Required task:
Present every line of the data below as a numbered list. Skip blank lines and leave the pictures out.

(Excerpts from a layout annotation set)
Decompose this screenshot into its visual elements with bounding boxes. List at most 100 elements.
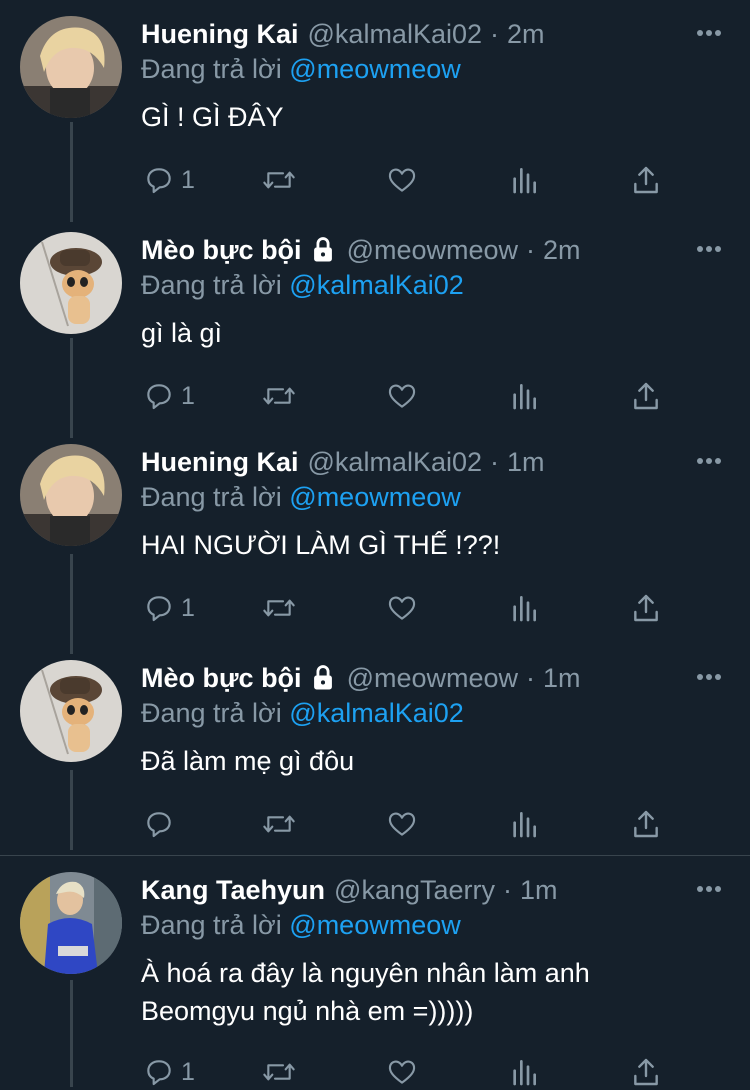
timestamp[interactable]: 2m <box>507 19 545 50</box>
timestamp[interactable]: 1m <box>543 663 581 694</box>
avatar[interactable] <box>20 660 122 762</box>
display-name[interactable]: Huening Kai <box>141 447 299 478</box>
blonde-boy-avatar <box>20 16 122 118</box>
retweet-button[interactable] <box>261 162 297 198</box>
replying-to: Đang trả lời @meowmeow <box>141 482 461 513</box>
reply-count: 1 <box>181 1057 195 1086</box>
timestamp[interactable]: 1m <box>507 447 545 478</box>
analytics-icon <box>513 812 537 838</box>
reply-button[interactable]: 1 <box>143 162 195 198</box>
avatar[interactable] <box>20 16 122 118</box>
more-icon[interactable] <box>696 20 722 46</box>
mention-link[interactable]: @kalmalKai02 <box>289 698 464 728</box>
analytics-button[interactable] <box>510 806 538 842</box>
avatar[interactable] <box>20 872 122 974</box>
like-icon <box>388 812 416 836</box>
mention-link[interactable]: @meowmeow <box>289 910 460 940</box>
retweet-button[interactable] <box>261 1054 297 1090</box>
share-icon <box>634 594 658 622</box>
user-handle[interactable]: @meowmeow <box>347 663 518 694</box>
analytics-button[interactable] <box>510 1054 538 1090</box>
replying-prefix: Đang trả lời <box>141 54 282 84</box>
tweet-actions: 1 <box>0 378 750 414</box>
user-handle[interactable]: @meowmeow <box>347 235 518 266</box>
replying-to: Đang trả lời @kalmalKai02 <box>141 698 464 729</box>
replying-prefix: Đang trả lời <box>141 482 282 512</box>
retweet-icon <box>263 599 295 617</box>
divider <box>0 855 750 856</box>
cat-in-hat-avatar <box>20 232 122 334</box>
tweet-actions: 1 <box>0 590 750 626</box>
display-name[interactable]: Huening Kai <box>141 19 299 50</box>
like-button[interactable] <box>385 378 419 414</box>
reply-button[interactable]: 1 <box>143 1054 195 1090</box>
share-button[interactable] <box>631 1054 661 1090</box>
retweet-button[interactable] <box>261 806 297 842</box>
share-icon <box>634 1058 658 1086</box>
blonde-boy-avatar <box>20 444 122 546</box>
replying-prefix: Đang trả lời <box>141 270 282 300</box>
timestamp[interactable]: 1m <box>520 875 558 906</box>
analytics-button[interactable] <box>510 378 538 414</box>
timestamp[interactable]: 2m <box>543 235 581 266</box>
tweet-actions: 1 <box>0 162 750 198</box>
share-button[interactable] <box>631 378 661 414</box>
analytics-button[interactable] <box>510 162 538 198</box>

Solution below:
1. Decompose this screenshot into its visual elements with bounding boxes. List at most 100 elements.
2. timestamp[interactable]: 2m <box>507 19 545 50</box>
3. timestamp[interactable]: 1m <box>543 663 581 694</box>
4. avatar[interactable] <box>20 660 122 762</box>
5. display-name[interactable]: Huening Kai <box>141 447 299 478</box>
6. blonde-boy-avatar <box>20 16 122 118</box>
7. retweet-button[interactable] <box>261 162 297 198</box>
8. replying-to: Đang trả lời @meowmeow <box>141 482 461 513</box>
9. reply-count: 1 <box>181 1057 195 1086</box>
10. timestamp[interactable]: 1m <box>507 447 545 478</box>
11. analytics-icon <box>513 812 537 838</box>
12. reply-button[interactable]: 1 <box>143 162 195 198</box>
13. avatar[interactable] <box>20 16 122 118</box>
14. more-icon[interactable] <box>696 20 722 46</box>
15. mention-link[interactable]: @kalmalKai02 <box>289 698 464 728</box>
16. analytics-button[interactable] <box>510 806 538 842</box>
17. avatar[interactable] <box>20 872 122 974</box>
18. like-icon <box>388 812 416 836</box>
19. mention-link[interactable]: @meowmeow <box>289 910 460 940</box>
20. retweet-button[interactable] <box>261 1054 297 1090</box>
21. share-icon <box>634 594 658 622</box>
22. user-handle[interactable]: @meowmeow <box>347 663 518 694</box>
23. analytics-button[interactable] <box>510 1054 538 1090</box>
24. replying-prefix: Đang trả lời <box>141 54 282 84</box>
25. tweet-actions: 1 <box>0 378 750 414</box>
26. user-handle[interactable]: @meowmeow <box>347 235 518 266</box>
27. replying-to: Đang trả lời @kalmalKai02 <box>141 698 464 729</box>
28. replying-prefix: Đang trả lời <box>141 482 282 512</box>
29. retweet-icon <box>263 599 295 617</box>
30. divider <box>0 855 750 856</box>
31. cat-in-hat-avatar <box>20 232 122 334</box>
32. tweet-actions: 1 <box>0 590 750 626</box>
33. display-name[interactable]: Huening Kai <box>141 19 299 50</box>
34. like-button[interactable] <box>385 378 419 414</box>
35. reply-button[interactable]: 1 <box>143 1054 195 1090</box>
36. share-button[interactable] <box>631 1054 661 1090</box>
37. retweet-button[interactable] <box>261 806 297 842</box>
38. share-icon <box>634 1058 658 1086</box>
39. blonde-boy-avatar <box>20 444 122 546</box>
40. replying-prefix: Đang trả lời <box>141 270 282 300</box>
41. timestamp[interactable]: 1m <box>520 875 558 906</box>
42. analytics-button[interactable] <box>510 378 538 414</box>
43. timestamp[interactable]: 2m <box>543 235 581 266</box>
44. tweet-actions: 1 <box>0 162 750 198</box>
45. share-button[interactable] <box>631 378 661 414</box>
46. analytics-button[interactable] <box>510 162 538 198</box>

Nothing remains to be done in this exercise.